Problem statement — For these records, count the lines containing the word "Cæsaris" and respond with the number alone.

● ● ● ●

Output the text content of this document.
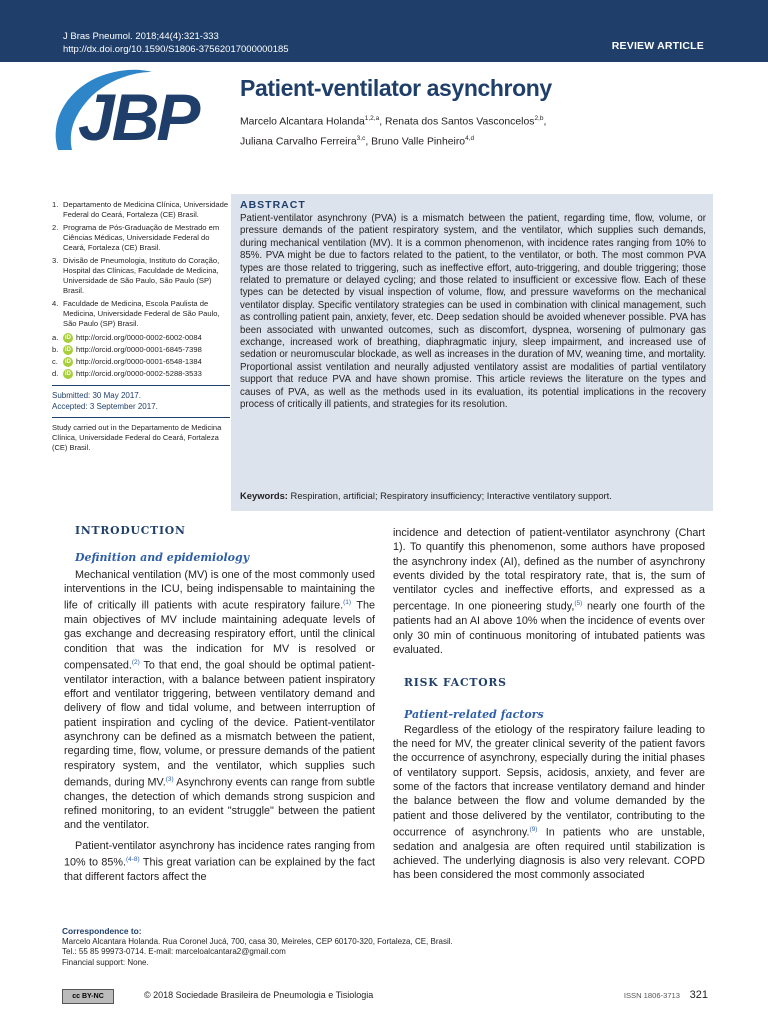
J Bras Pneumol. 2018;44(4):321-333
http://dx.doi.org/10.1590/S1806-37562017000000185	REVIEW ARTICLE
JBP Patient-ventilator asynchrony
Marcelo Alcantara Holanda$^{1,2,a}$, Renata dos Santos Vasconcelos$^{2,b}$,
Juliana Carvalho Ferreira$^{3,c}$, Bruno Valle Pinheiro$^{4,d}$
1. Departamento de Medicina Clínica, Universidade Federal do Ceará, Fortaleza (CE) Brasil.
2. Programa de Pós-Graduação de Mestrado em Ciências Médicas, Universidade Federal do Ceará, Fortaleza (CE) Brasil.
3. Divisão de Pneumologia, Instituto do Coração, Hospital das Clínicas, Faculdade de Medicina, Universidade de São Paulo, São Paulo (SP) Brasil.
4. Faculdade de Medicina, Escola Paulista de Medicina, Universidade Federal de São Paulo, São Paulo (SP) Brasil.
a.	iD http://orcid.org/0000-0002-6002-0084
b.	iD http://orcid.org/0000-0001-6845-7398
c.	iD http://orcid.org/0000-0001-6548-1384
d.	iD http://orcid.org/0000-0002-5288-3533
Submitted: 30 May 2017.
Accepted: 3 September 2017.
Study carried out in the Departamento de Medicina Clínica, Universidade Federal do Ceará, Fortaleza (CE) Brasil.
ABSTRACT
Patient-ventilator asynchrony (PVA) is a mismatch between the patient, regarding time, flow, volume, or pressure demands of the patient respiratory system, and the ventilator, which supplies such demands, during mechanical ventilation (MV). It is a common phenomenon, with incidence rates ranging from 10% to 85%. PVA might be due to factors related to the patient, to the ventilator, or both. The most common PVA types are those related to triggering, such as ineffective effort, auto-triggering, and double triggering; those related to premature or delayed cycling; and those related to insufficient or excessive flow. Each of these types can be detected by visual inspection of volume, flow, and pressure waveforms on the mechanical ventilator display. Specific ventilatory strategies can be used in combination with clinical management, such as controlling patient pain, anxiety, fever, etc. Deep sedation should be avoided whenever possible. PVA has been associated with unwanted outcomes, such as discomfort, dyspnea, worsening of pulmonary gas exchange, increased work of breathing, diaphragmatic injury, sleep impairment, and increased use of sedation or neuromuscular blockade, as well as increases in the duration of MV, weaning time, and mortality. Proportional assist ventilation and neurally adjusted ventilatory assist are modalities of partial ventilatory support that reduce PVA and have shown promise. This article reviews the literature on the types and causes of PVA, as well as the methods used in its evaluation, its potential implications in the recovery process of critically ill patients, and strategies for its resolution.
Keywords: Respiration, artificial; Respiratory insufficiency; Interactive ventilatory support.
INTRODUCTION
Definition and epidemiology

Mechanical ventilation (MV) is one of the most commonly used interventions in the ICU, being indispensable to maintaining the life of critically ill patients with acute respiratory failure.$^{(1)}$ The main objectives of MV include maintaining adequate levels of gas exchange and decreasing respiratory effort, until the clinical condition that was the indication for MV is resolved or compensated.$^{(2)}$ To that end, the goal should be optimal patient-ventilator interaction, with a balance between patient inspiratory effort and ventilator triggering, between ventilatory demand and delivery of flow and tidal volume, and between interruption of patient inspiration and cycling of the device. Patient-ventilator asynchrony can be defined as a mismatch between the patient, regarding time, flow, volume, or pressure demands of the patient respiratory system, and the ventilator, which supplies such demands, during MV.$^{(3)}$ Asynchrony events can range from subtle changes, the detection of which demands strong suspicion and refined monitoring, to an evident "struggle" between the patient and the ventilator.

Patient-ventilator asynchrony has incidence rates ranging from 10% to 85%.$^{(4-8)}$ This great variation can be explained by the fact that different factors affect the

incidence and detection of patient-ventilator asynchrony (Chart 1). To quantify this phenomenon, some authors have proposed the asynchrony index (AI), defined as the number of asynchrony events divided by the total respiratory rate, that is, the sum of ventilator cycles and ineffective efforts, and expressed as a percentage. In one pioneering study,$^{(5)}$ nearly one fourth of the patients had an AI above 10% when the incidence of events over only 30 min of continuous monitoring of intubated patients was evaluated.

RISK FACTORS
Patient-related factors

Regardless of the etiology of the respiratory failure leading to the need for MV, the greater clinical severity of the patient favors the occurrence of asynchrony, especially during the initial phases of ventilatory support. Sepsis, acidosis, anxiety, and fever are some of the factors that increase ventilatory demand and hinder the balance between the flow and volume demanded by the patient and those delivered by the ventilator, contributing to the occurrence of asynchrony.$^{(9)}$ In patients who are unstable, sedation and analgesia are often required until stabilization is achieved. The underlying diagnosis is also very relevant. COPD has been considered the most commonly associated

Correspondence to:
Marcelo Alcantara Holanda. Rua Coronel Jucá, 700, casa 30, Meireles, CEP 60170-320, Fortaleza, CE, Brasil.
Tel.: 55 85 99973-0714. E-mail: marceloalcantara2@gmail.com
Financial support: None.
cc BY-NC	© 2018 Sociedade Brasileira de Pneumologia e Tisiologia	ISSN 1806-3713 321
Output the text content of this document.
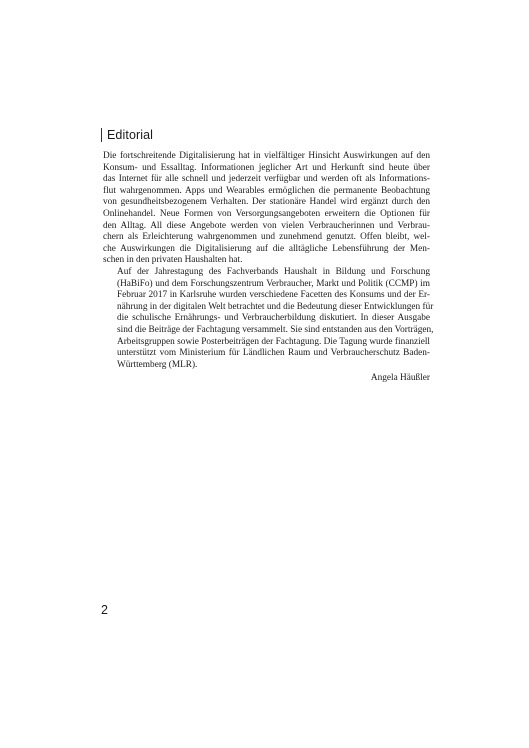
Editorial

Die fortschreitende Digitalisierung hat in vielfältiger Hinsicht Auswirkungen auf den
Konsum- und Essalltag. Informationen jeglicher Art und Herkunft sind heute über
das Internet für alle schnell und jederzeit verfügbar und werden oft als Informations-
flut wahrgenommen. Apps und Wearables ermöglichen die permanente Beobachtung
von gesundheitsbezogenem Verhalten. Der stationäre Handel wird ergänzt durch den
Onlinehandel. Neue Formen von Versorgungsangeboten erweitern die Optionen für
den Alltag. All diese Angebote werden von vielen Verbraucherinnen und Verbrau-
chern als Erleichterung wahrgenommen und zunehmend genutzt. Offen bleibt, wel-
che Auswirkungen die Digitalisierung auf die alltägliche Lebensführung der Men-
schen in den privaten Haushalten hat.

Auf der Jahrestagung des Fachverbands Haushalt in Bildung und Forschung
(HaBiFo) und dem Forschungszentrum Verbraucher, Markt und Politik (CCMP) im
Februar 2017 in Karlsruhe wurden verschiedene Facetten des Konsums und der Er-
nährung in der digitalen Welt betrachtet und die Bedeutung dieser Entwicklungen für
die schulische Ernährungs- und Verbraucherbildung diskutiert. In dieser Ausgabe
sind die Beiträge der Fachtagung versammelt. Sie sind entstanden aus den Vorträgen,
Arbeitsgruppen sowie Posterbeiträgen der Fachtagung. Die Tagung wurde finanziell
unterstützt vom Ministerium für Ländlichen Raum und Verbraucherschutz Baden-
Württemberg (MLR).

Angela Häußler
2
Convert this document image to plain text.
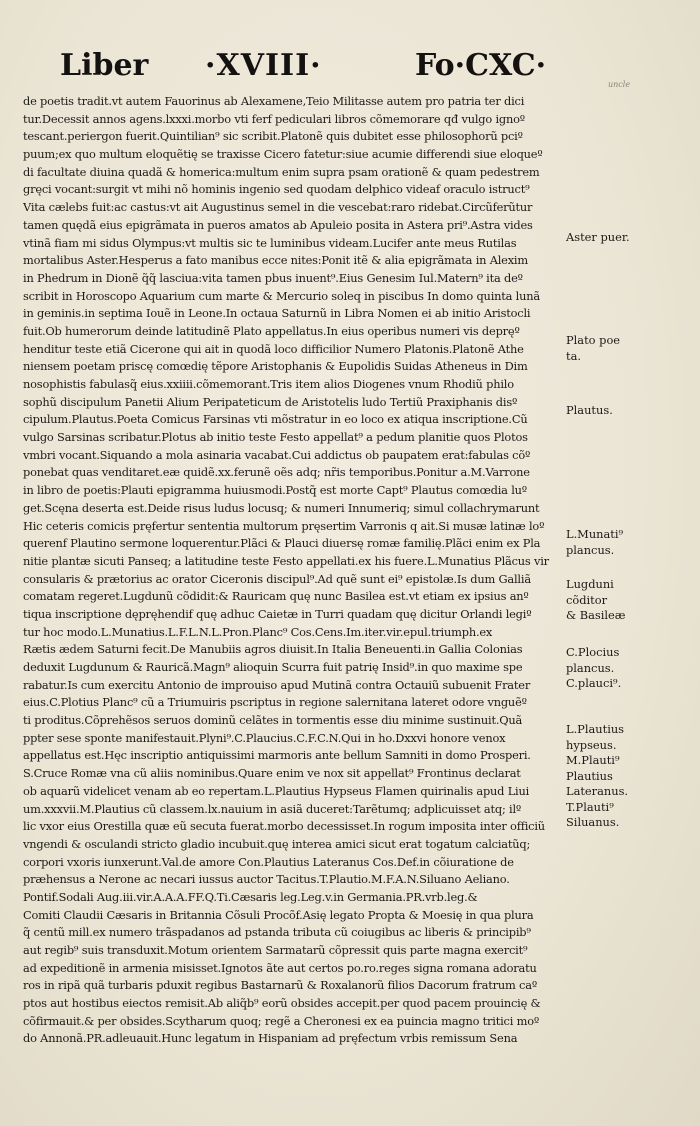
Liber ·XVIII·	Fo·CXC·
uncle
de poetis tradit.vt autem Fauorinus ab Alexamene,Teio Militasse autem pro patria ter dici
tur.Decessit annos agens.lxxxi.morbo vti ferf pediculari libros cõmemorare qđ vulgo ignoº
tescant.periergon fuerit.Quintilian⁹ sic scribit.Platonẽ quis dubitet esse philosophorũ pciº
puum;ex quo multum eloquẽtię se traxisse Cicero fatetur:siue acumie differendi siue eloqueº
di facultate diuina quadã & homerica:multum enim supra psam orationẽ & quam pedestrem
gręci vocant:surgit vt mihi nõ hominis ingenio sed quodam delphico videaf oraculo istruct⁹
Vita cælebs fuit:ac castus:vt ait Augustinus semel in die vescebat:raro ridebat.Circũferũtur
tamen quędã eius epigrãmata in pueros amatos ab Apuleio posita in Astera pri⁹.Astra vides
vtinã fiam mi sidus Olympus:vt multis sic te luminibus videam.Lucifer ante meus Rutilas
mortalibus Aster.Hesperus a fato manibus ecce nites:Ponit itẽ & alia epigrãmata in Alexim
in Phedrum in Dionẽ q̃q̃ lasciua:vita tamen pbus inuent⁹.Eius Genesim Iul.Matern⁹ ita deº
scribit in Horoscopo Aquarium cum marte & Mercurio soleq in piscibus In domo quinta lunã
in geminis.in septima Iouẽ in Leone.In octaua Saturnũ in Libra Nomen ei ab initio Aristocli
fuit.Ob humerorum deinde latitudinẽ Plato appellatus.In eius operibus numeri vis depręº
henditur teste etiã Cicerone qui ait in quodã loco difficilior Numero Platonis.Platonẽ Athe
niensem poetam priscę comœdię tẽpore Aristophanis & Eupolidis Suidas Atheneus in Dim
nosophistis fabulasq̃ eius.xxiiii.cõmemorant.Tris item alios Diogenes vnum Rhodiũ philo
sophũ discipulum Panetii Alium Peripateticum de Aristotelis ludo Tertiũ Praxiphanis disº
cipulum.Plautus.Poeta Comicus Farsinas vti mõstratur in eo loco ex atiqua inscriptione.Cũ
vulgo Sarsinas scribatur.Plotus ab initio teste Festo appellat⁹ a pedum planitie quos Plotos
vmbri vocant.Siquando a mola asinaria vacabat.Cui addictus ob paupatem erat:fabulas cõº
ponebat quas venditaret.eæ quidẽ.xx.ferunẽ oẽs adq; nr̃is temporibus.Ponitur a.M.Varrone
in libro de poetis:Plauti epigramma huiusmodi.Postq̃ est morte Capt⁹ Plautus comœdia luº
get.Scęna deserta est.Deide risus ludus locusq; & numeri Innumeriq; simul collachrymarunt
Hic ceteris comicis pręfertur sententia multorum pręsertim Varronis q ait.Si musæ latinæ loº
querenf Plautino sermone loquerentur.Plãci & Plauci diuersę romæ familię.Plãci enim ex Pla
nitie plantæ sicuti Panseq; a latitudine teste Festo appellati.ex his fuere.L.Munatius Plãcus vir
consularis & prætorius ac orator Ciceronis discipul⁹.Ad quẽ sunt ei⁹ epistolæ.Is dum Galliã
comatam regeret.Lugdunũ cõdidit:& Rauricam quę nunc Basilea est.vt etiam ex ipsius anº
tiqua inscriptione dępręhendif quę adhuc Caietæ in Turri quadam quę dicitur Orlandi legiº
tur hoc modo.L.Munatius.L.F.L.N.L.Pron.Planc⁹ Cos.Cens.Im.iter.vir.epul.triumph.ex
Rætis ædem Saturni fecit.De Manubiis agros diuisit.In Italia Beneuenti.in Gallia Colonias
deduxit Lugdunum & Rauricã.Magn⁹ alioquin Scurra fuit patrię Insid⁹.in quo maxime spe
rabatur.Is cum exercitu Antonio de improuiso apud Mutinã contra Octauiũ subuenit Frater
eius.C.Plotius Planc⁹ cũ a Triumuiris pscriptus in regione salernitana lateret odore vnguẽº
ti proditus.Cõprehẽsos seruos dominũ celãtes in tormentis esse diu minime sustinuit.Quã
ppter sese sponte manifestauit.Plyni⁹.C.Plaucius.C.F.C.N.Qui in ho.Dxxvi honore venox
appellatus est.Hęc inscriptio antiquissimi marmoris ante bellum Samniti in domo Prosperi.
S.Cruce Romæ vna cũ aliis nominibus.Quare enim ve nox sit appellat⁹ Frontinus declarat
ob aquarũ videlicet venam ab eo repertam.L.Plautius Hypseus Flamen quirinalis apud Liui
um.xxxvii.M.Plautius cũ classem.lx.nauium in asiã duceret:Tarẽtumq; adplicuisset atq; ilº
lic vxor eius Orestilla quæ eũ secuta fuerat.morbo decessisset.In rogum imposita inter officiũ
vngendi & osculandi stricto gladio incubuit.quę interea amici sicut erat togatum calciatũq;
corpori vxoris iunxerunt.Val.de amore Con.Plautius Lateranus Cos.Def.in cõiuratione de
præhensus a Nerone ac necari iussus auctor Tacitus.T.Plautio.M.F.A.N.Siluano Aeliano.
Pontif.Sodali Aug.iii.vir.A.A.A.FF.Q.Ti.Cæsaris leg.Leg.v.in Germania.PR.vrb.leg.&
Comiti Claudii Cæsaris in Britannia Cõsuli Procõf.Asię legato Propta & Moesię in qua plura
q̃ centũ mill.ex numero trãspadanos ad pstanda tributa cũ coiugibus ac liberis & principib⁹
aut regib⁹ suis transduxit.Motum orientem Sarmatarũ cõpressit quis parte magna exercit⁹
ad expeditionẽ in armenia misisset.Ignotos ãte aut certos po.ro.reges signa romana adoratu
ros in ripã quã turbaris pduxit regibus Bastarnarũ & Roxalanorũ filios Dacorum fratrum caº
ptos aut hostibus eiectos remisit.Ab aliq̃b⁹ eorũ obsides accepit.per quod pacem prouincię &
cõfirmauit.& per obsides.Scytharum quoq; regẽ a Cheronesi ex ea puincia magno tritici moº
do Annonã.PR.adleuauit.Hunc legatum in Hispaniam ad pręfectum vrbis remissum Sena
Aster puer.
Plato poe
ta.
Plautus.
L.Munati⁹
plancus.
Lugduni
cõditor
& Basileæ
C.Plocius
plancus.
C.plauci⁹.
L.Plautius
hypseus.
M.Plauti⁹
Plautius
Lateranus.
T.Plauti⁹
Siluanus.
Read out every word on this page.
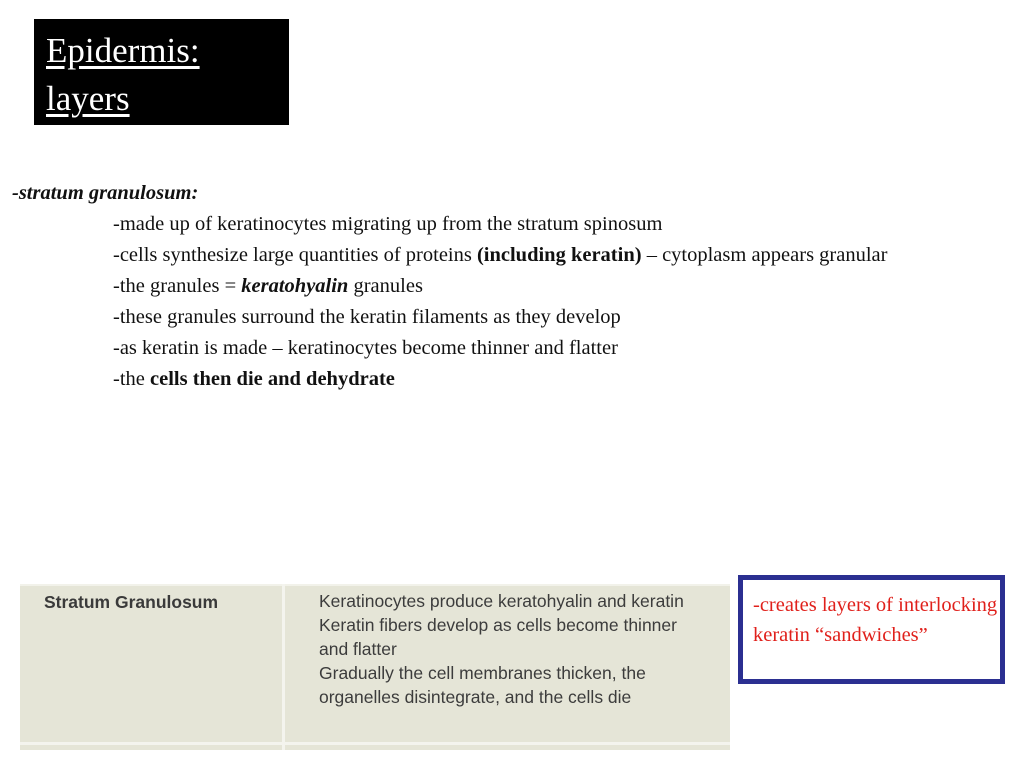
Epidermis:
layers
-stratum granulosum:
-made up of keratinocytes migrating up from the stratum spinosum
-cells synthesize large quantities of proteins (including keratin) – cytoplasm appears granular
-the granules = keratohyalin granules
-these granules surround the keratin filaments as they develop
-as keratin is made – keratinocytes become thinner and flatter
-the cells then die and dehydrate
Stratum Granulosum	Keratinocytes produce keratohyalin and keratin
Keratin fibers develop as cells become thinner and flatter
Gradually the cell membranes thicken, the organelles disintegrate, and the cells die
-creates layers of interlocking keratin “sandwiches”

● ● ● ●

Exercise output — 2